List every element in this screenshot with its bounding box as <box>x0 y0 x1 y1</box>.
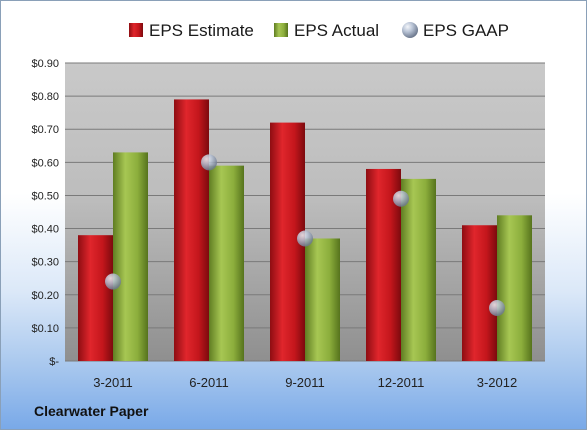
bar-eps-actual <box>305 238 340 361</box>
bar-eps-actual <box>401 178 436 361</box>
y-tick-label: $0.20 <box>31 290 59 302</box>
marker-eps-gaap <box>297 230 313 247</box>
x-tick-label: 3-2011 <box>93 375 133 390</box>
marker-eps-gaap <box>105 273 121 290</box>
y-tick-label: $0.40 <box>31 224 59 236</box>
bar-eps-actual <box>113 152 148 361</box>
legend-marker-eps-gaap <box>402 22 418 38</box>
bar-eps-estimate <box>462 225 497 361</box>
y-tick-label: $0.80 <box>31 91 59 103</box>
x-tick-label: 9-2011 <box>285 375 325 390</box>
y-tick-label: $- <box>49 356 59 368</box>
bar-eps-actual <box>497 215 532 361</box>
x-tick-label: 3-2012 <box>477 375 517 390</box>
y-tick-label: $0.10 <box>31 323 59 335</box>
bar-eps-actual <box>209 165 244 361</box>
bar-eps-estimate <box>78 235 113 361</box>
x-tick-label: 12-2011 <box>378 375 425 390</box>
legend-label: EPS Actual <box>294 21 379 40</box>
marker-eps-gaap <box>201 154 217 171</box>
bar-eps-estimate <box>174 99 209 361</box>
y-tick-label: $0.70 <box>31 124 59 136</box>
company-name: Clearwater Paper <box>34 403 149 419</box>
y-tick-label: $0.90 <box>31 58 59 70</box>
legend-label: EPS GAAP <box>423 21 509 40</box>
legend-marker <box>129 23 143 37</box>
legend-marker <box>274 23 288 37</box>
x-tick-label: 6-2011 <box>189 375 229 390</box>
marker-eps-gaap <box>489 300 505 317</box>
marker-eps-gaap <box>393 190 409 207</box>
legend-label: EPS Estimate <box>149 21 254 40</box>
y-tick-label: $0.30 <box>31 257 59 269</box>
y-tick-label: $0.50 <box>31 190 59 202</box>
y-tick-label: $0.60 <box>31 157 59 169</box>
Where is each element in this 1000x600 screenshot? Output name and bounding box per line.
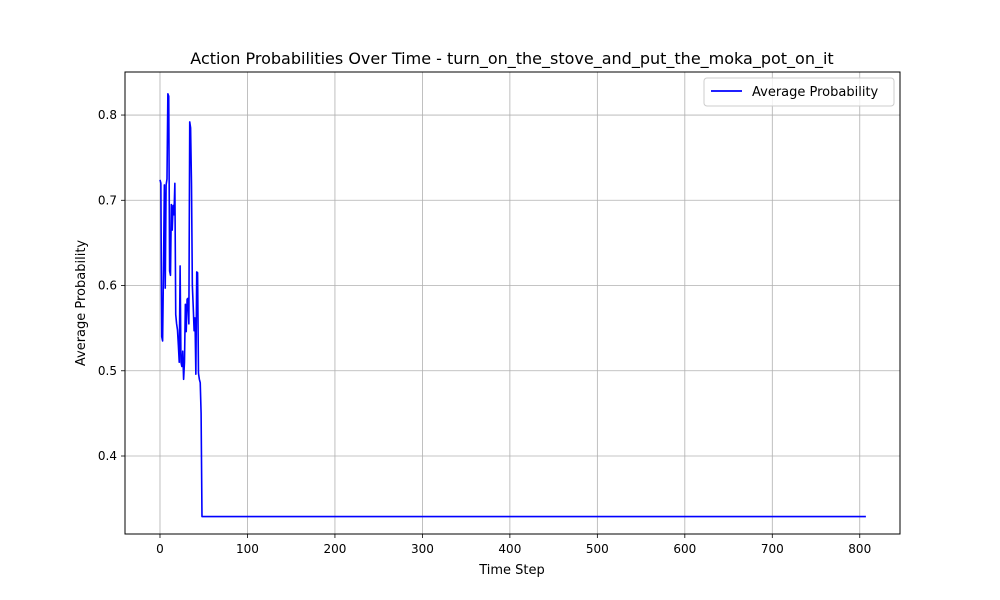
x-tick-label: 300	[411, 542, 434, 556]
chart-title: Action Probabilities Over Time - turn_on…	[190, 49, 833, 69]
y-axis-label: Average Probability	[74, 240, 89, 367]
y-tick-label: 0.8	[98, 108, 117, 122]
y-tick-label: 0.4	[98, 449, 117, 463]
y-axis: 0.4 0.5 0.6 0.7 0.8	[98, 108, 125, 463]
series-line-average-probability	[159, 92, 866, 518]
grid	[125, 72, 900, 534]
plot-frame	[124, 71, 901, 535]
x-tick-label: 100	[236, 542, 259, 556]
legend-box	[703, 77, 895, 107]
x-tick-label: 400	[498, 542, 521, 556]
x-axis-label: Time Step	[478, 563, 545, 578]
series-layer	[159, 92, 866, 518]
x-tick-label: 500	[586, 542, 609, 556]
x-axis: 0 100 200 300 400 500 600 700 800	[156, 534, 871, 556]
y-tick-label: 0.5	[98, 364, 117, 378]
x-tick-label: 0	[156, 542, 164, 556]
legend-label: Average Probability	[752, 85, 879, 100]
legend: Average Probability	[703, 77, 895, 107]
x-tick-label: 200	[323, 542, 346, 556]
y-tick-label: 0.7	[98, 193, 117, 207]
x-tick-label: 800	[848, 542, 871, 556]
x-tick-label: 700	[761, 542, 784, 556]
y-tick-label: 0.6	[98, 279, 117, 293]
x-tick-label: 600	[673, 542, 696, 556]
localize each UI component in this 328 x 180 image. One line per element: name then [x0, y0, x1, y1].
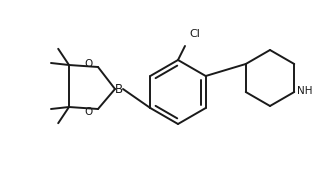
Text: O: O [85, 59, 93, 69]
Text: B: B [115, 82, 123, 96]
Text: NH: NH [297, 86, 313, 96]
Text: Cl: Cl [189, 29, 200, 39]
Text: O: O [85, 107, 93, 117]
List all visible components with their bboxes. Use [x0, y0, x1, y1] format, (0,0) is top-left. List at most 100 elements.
☆ ☆ ☆ ☆ ☆ ☆ ☆
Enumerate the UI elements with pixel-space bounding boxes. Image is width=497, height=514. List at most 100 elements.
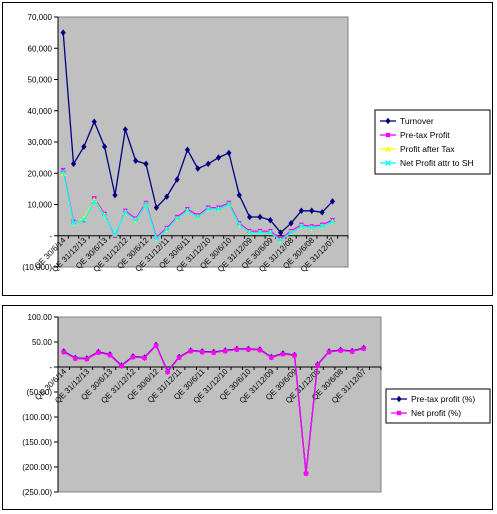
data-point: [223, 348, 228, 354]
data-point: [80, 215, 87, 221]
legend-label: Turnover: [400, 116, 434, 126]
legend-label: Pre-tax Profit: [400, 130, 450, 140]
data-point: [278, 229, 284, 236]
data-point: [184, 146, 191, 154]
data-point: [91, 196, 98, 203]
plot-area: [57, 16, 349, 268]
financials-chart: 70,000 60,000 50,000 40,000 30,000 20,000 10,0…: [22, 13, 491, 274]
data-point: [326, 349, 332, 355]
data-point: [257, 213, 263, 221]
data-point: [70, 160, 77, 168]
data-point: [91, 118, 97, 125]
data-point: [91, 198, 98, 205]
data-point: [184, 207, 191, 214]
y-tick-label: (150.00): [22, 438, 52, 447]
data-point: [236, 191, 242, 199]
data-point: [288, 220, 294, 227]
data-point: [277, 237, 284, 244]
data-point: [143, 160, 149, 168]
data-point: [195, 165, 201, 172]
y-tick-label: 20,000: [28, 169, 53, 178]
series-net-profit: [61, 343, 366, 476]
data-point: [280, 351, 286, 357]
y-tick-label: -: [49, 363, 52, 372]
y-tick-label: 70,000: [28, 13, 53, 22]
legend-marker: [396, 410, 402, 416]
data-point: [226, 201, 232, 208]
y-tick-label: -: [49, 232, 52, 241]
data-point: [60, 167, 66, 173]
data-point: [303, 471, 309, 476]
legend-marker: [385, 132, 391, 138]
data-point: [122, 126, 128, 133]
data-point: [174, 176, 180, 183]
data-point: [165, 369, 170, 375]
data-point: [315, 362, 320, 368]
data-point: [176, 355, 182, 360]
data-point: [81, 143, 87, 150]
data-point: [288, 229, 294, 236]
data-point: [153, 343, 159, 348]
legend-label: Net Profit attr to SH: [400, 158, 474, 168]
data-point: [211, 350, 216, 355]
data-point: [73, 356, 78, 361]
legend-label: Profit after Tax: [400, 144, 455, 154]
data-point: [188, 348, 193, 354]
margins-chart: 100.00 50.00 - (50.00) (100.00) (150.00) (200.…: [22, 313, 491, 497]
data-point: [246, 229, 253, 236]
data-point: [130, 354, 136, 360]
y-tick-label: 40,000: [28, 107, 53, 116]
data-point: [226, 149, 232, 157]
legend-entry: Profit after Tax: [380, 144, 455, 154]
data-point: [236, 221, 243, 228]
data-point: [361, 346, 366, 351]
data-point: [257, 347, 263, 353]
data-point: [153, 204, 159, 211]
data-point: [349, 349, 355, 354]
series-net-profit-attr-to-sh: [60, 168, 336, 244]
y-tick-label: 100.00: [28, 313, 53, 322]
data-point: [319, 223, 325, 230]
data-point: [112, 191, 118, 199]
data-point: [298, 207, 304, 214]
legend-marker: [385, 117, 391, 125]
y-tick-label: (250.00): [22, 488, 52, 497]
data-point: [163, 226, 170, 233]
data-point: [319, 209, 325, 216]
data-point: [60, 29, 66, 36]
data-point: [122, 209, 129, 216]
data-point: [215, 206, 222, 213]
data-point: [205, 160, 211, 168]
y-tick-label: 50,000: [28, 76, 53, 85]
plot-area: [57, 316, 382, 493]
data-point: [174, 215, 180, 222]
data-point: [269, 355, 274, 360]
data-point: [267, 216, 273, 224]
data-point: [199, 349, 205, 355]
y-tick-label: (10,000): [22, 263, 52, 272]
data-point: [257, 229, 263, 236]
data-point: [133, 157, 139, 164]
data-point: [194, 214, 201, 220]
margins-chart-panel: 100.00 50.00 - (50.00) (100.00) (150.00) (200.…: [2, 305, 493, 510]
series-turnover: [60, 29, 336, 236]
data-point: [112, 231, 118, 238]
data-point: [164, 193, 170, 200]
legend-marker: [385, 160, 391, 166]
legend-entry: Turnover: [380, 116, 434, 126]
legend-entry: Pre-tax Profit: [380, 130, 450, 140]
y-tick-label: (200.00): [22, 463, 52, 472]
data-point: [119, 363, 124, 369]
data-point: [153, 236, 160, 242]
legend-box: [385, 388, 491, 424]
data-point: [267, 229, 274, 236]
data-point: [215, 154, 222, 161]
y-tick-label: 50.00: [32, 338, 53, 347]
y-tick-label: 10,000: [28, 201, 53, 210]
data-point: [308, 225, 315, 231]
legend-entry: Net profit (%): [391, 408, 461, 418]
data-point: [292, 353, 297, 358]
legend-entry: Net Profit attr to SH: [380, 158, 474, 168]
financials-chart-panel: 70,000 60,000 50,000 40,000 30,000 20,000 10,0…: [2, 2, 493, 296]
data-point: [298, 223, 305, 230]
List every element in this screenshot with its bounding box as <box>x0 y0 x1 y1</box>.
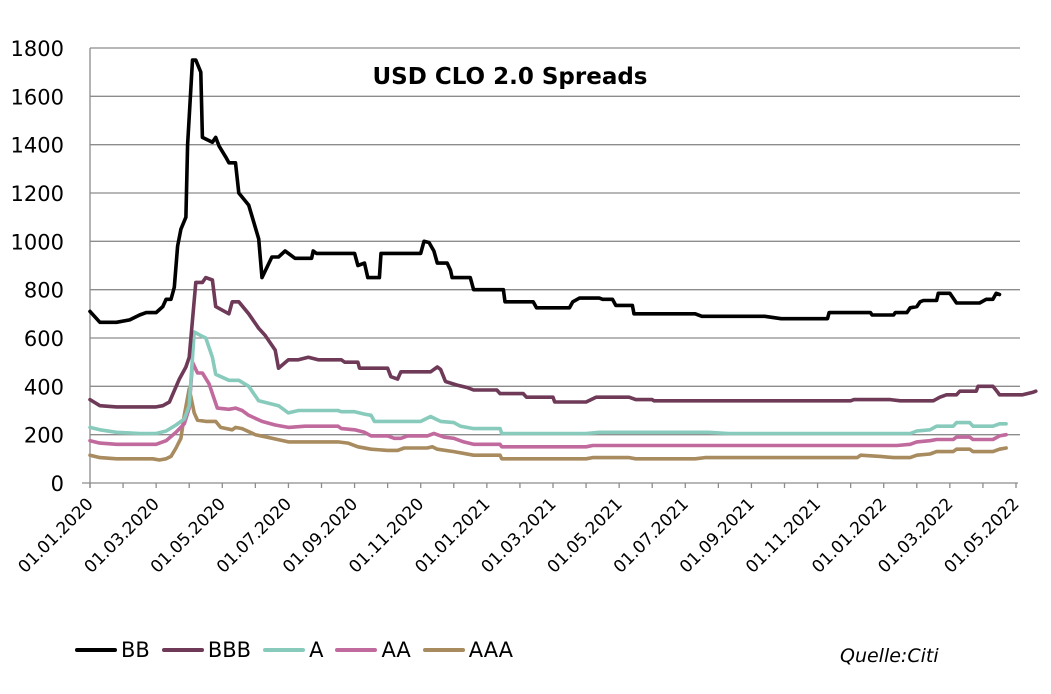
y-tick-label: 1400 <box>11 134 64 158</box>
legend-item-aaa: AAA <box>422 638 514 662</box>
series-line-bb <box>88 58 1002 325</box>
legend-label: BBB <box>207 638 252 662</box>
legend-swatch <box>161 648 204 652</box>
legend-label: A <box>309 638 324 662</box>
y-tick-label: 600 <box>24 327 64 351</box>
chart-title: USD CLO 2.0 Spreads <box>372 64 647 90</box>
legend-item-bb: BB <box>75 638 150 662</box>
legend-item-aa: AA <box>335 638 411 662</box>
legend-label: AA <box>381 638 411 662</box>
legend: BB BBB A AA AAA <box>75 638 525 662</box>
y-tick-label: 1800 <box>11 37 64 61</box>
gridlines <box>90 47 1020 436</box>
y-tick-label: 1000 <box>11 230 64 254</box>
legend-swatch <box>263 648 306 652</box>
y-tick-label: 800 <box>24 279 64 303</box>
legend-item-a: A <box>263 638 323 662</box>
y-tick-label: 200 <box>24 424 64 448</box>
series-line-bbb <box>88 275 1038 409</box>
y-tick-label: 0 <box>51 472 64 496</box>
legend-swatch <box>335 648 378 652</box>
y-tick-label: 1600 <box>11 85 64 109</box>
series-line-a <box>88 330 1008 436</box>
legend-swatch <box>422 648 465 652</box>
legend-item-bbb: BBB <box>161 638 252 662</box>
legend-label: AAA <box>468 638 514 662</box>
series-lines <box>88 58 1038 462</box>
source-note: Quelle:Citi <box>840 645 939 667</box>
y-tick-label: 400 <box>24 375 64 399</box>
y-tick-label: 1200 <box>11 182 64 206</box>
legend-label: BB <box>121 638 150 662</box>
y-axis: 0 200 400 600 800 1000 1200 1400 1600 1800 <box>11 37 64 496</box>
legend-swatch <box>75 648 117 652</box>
☆ ☆ ☆ ☆ ☆ ☆ ☆
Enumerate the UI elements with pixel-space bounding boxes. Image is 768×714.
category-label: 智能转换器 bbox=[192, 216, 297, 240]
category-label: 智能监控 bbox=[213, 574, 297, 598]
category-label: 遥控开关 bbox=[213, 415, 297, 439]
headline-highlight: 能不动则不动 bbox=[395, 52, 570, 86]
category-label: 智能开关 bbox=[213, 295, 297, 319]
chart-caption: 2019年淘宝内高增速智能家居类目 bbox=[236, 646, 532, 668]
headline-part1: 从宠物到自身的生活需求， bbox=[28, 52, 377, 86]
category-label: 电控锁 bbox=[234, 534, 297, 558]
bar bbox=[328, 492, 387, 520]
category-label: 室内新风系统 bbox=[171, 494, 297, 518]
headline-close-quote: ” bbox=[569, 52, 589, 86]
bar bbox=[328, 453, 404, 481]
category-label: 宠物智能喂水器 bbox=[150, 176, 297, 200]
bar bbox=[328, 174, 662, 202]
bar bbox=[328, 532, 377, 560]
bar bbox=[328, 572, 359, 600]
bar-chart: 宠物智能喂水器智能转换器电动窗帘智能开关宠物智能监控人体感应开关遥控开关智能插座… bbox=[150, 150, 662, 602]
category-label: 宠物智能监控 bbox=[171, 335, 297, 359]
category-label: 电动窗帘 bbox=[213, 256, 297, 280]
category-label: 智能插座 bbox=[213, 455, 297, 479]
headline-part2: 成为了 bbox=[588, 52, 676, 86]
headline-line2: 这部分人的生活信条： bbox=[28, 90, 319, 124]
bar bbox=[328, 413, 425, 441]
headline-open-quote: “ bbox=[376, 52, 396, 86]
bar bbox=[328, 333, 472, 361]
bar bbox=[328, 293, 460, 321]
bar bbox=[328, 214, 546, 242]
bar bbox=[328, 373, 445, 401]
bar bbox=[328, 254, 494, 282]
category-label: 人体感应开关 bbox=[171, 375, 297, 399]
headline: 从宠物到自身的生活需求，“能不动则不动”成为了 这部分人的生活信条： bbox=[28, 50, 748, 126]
☆ ☆ ☆ ☆ ☆ ☆ ☆
**TO DO**
Print the entries starting with the line that contains "y-tick-label: 1400 <box>11 134 64 158</box>" and going on through the line that contains "legend-label: A <box>309 638 324 662</box>", keeping each line the same.

**EXPECTED OUTPUT**
y-tick-label: 1400 <box>11 134 64 158</box>
legend-item-aaa: AAA <box>422 638 514 662</box>
series-line-bb <box>88 58 1002 325</box>
legend-label: BBB <box>207 638 252 662</box>
legend-swatch <box>161 648 204 652</box>
legend-label: A <box>309 638 324 662</box>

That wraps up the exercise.